## Begin INPUT RECORDS

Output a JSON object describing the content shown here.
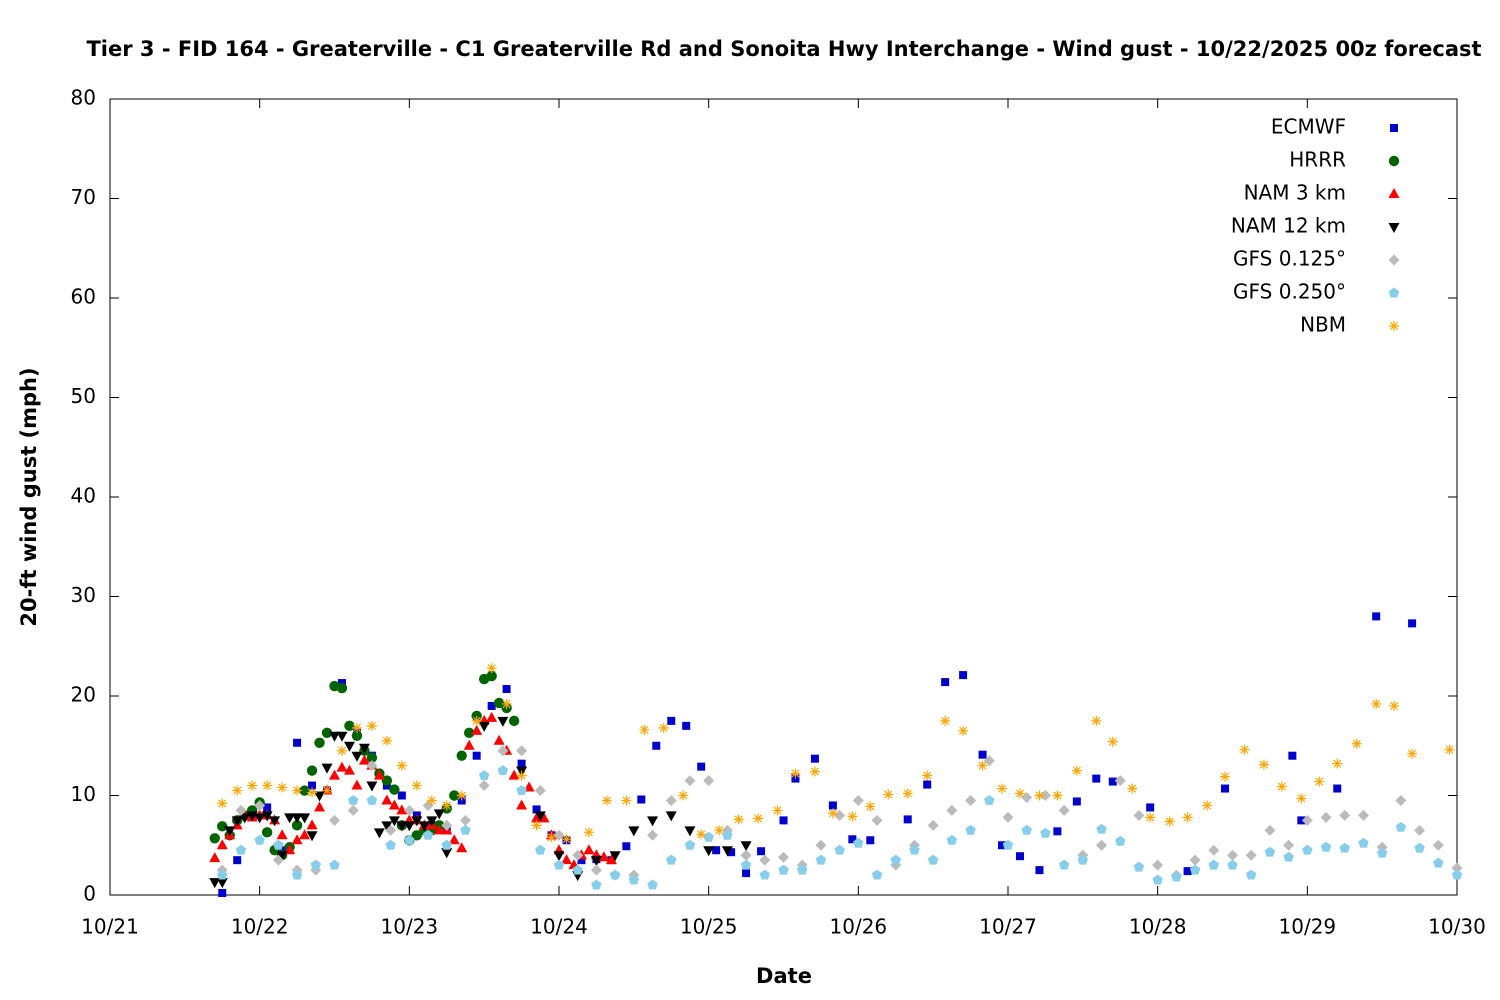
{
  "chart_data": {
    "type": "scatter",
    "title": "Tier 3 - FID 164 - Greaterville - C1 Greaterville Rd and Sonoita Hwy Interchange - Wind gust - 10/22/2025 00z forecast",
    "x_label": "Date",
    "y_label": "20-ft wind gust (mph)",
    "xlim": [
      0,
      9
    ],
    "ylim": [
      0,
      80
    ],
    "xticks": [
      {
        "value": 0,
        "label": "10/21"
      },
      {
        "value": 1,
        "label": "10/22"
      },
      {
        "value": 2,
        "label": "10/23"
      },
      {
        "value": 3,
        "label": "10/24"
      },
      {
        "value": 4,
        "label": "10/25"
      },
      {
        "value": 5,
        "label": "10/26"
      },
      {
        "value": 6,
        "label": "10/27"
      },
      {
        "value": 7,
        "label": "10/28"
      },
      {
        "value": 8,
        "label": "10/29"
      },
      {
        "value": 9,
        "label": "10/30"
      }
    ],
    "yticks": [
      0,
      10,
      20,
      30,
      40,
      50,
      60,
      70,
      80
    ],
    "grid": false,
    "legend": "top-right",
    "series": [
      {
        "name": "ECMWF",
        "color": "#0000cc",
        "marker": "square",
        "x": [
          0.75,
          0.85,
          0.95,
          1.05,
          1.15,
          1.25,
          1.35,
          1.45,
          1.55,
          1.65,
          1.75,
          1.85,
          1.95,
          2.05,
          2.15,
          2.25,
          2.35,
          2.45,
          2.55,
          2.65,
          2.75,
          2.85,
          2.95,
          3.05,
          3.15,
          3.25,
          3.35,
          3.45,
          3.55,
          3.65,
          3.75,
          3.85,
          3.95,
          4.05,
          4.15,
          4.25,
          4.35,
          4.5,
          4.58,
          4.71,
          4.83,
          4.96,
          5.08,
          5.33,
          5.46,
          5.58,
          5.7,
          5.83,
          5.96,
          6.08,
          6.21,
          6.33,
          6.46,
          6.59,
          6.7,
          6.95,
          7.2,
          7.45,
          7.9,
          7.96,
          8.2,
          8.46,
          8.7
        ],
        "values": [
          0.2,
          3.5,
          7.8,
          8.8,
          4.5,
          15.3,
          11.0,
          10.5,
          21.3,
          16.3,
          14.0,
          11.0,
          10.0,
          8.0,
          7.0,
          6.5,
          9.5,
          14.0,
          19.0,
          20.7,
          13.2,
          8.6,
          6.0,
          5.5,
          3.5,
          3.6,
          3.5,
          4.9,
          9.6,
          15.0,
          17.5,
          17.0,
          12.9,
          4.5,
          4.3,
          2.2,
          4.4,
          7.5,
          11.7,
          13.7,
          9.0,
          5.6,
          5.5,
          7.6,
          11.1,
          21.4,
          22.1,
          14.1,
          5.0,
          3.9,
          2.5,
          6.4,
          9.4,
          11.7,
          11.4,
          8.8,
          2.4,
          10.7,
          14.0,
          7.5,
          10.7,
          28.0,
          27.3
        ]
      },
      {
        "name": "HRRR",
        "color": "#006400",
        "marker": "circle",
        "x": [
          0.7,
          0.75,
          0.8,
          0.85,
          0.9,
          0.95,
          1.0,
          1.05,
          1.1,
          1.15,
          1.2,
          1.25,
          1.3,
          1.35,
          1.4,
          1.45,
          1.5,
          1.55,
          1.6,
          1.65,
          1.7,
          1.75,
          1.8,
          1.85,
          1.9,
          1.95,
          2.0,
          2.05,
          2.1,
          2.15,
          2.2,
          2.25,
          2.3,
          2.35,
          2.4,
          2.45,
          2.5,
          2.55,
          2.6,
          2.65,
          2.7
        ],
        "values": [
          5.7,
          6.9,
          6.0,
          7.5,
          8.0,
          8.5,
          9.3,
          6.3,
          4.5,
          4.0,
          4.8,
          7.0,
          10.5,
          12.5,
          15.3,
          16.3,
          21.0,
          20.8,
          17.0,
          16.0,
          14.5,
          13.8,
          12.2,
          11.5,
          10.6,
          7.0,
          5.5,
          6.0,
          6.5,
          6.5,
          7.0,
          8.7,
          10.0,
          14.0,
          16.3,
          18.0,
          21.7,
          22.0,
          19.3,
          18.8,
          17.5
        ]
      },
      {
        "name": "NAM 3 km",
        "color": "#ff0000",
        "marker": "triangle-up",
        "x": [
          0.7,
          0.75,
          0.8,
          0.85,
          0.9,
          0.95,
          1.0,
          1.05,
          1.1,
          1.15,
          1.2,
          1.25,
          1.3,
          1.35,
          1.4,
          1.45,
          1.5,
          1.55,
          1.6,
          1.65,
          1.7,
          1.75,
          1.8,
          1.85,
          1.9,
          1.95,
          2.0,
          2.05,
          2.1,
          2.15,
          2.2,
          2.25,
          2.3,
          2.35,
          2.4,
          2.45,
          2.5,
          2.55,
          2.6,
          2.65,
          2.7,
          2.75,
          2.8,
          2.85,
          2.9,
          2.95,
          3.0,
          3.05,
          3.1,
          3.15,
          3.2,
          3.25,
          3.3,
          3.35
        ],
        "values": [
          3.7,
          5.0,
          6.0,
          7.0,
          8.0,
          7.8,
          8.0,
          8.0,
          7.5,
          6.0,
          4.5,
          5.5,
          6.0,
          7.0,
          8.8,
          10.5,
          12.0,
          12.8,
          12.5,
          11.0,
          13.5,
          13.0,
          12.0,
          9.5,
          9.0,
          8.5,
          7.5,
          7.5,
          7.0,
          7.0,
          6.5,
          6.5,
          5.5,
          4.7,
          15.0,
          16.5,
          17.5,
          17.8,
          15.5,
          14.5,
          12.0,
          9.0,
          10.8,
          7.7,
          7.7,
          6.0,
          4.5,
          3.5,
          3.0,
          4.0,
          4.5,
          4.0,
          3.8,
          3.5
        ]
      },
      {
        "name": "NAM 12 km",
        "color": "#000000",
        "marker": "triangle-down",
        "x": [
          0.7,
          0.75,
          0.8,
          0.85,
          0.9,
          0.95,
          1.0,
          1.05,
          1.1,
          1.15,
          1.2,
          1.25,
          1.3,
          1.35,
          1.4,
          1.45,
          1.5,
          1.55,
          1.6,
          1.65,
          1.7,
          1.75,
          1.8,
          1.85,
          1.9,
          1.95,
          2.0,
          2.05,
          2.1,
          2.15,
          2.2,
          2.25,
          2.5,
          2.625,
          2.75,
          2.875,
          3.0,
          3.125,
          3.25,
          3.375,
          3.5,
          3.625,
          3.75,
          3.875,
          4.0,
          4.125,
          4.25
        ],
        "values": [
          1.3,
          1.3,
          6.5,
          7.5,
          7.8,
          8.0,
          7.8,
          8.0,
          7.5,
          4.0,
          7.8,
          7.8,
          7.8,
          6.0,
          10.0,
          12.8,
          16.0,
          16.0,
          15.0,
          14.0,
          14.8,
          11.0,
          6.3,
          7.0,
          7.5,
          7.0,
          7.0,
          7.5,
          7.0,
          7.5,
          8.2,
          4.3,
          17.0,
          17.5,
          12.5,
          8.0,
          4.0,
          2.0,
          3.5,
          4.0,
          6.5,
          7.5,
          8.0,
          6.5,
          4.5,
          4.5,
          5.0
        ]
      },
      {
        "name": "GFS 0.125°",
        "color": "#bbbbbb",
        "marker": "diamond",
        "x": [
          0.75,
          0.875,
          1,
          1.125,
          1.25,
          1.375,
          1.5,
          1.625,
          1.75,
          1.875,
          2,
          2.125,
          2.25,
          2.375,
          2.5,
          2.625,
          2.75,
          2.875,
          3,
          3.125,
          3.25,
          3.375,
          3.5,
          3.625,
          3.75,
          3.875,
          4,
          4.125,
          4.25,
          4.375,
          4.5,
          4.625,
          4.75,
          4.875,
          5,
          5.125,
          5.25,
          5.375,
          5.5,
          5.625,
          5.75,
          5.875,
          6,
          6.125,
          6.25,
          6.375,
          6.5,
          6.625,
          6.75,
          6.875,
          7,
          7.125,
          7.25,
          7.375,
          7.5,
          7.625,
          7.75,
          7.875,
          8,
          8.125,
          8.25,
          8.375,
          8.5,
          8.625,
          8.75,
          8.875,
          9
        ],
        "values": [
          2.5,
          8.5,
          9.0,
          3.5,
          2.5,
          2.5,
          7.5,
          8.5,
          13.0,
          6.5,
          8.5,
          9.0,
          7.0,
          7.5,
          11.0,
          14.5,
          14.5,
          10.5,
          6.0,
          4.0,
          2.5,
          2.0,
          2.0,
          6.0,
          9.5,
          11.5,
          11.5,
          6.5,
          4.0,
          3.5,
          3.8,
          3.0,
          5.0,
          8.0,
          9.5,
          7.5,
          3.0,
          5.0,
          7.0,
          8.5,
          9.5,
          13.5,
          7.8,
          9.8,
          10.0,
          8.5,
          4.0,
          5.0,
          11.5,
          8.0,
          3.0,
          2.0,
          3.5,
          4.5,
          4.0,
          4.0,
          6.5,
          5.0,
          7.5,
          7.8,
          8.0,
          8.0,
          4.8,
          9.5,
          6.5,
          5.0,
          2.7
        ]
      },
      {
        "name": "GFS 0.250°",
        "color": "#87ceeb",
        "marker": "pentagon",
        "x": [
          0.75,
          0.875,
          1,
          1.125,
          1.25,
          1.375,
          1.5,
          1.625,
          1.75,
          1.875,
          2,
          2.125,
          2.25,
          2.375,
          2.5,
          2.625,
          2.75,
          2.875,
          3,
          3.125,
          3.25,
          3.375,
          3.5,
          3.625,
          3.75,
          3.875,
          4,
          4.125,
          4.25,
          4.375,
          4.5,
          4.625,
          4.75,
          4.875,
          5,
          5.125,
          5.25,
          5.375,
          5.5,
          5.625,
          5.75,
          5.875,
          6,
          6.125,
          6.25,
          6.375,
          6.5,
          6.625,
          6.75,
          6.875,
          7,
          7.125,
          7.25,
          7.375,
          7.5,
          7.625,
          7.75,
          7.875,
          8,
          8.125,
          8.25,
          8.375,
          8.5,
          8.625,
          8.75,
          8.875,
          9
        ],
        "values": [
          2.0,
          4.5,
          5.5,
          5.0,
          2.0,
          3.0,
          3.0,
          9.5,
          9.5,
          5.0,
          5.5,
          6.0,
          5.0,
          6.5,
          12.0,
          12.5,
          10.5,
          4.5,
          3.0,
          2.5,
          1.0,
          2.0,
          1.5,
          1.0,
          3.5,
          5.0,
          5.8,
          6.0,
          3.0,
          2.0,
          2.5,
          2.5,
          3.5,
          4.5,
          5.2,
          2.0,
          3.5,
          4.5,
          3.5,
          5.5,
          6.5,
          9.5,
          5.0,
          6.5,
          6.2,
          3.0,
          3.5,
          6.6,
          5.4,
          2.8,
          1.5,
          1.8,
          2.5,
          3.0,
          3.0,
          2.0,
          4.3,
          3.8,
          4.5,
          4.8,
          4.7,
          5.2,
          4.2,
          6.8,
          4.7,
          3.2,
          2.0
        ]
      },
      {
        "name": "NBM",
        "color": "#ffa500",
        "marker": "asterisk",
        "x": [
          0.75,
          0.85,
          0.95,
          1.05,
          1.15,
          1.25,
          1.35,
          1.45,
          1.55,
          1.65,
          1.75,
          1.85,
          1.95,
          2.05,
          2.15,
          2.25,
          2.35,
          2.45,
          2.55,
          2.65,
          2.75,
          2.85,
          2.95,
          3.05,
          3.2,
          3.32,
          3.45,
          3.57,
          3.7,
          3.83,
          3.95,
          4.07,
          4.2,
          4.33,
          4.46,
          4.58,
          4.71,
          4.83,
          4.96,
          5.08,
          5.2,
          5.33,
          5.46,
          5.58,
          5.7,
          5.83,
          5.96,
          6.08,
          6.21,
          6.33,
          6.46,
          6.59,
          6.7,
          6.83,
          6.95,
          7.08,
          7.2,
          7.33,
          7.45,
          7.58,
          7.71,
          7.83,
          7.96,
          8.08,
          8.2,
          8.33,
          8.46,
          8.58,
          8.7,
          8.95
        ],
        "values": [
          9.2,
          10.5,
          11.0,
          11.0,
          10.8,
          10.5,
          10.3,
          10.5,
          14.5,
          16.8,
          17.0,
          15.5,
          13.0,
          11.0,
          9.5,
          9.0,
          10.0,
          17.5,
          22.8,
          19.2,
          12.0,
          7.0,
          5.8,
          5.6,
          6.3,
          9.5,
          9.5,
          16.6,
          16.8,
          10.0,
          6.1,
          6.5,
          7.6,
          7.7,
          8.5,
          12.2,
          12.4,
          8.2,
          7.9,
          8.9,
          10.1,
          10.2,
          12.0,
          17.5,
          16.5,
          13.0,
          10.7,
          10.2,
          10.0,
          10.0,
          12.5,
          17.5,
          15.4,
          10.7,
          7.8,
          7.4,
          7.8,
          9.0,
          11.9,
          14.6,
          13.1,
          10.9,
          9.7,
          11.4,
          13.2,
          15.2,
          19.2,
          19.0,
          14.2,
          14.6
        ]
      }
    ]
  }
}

## End INPUT RECORDS

## WORK INSTRUCTIONS
Each line that holds the word "gust" is to be copied.

## CORRECT OUTPUT
    "title": "Tier 3 - FID 164 - Greaterville - C1 Greaterville Rd and Sonoita Hwy Interchange - Wind gust - 10/22/2025 00z forecast",
    "y_label": "20-ft wind gust (mph)",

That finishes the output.